- [What you will do]: Set down the full listing exactly as given. Any pictures are to be left out.

- [Data supplied]:
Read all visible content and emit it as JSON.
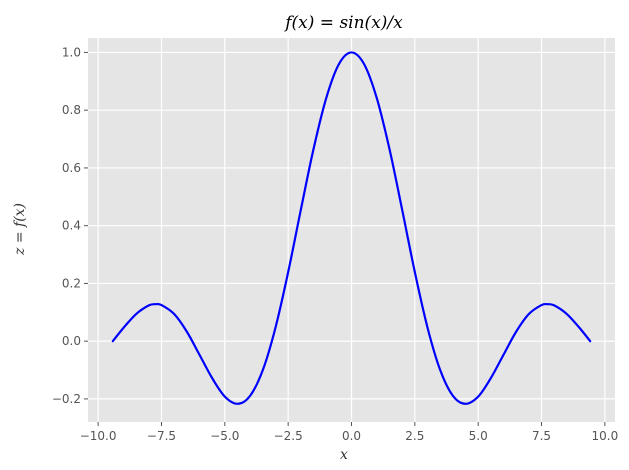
{
  "chart_data": {
    "type": "line",
    "title": "f(x) = sin(x)/x",
    "xlabel": "x",
    "ylabel": "z = f(x)",
    "xlim": [
      -10.4,
      10.4
    ],
    "ylim": [
      -0.28,
      1.05
    ],
    "x_ticks": [
      -10.0,
      -7.5,
      -5.0,
      -2.5,
      0.0,
      2.5,
      5.0,
      7.5,
      10.0
    ],
    "x_tick_labels": [
      "−10.0",
      "−7.5",
      "−5.0",
      "−2.5",
      "0.0",
      "2.5",
      "5.0",
      "7.5",
      "10.0"
    ],
    "y_ticks": [
      -0.2,
      0.0,
      0.2,
      0.4,
      0.6,
      0.8,
      1.0
    ],
    "y_tick_labels": [
      "−0.2",
      "0.0",
      "0.2",
      "0.4",
      "0.6",
      "0.8",
      "1.0"
    ],
    "grid": true,
    "background_color": "#e5e5e5",
    "grid_color": "#ffffff",
    "series": [
      {
        "line_color": "#0000ff",
        "x": [
          -9.42,
          -9.0,
          -8.5,
          -8.0,
          -7.73,
          -7.5,
          -7.0,
          -6.5,
          -6.0,
          -5.5,
          -5.0,
          -4.49,
          -4.0,
          -3.5,
          -3.0,
          -2.5,
          -2.0,
          -1.5,
          -1.0,
          -0.5,
          0.0,
          0.5,
          1.0,
          1.5,
          2.0,
          2.5,
          3.0,
          3.5,
          4.0,
          4.49,
          5.0,
          5.5,
          6.0,
          6.5,
          7.0,
          7.5,
          7.73,
          8.0,
          8.5,
          9.0,
          9.42
        ],
        "y": [
          0.0,
          0.046,
          0.094,
          0.124,
          0.128,
          0.125,
          0.094,
          0.033,
          -0.047,
          -0.128,
          -0.192,
          -0.217,
          -0.189,
          -0.1,
          0.047,
          0.239,
          0.455,
          0.665,
          0.841,
          0.959,
          1.0,
          0.959,
          0.841,
          0.665,
          0.455,
          0.239,
          0.047,
          -0.1,
          -0.189,
          -0.217,
          -0.192,
          -0.128,
          -0.047,
          0.033,
          0.094,
          0.125,
          0.128,
          0.124,
          0.094,
          0.046,
          0.0
        ]
      }
    ]
  }
}
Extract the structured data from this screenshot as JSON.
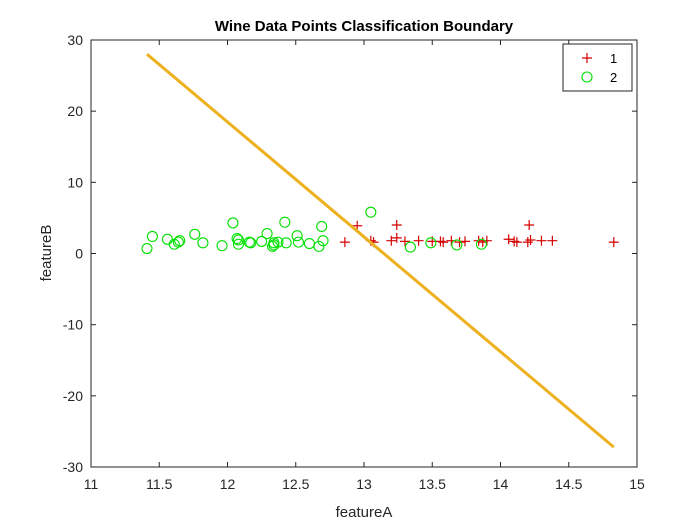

- [Solution to the problem]:
Read all visible content and emit it as JSON.
{
  "chart_data": {
    "type": "line",
    "title": "f(x) = sin(x)/x",
    "xlabel": "x",
    "ylabel": "z = f(x)",
    "xlim": [
      -10.4,
      10.4
    ],
    "ylim": [
      -0.28,
      1.05
    ],
    "x_ticks": [
      -10.0,
      -7.5,
      -5.0,
      -2.5,
      0.0,
      2.5,
      5.0,
      7.5,
      10.0
    ],
    "x_tick_labels": [
      "−10.0",
      "−7.5",
      "−5.0",
      "−2.5",
      "0.0",
      "2.5",
      "5.0",
      "7.5",
      "10.0"
    ],
    "y_ticks": [
      -0.2,
      0.0,
      0.2,
      0.4,
      0.6,
      0.8,
      1.0
    ],
    "y_tick_labels": [
      "−0.2",
      "0.0",
      "0.2",
      "0.4",
      "0.6",
      "0.8",
      "1.0"
    ],
    "grid": true,
    "background_color": "#e5e5e5",
    "grid_color": "#ffffff",
    "series": [
      {
        "line_color": "#0000ff",
        "x": [
          -9.42,
          -9.0,
          -8.5,
          -8.0,
          -7.73,
          -7.5,
          -7.0,
          -6.5,
          -6.0,
          -5.5,
          -5.0,
          -4.49,
          -4.0,
          -3.5,
          -3.0,
          -2.5,
          -2.0,
          -1.5,
          -1.0,
          -0.5,
          0.0,
          0.5,
          1.0,
          1.5,
          2.0,
          2.5,
          3.0,
          3.5,
          4.0,
          4.49,
          5.0,
          5.5,
          6.0,
          6.5,
          7.0,
          7.5,
          7.73,
          8.0,
          8.5,
          9.0,
          9.42
        ],
        "y": [
          0.0,
          0.046,
          0.094,
          0.124,
          0.128,
          0.125,
          0.094,
          0.033,
          -0.047,
          -0.128,
          -0.192,
          -0.217,
          -0.189,
          -0.1,
          0.047,
          0.239,
          0.455,
          0.665,
          0.841,
          0.959,
          1.0,
          0.959,
          0.841,
          0.665,
          0.455,
          0.239,
          0.047,
          -0.1,
          -0.189,
          -0.217,
          -0.192,
          -0.128,
          -0.047,
          0.033,
          0.094,
          0.125,
          0.128,
          0.124,
          0.094,
          0.046,
          0.0
        ]
      }
    ]
  }
}
Extract the structured data from this screenshot as JSON.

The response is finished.